CHALLENGE — Find each line that has the string "name" and give the total, with nothing else.

EXCERPTED RECORDS —
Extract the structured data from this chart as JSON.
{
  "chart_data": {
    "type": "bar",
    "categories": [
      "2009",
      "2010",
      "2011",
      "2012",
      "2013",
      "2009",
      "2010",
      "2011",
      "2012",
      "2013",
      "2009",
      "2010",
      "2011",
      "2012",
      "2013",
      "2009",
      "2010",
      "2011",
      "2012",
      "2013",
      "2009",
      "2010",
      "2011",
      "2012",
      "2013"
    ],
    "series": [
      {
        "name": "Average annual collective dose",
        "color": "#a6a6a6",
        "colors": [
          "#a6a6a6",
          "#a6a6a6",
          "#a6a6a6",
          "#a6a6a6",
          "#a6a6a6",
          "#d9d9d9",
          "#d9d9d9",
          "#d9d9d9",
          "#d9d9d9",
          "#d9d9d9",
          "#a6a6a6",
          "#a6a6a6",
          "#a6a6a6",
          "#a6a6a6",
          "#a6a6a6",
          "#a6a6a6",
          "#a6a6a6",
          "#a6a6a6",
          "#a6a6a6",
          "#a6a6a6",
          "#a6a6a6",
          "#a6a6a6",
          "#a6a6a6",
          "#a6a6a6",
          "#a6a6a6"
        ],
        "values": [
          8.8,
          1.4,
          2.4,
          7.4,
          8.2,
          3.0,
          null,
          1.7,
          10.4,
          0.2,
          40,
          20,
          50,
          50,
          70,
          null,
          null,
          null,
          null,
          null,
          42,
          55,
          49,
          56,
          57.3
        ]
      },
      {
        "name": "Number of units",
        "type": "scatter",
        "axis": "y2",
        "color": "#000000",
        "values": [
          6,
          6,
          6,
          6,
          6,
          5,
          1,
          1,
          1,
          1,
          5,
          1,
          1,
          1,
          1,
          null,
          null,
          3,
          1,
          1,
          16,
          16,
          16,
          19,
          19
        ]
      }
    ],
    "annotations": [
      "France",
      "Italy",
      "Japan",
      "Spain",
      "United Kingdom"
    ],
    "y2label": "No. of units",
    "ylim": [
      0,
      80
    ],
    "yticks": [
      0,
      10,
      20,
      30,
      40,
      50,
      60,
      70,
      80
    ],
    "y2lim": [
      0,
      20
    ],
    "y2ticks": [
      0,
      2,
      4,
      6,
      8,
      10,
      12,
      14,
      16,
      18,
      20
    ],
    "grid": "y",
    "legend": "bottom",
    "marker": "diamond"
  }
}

SOLUTION FOR THIS TASK — 2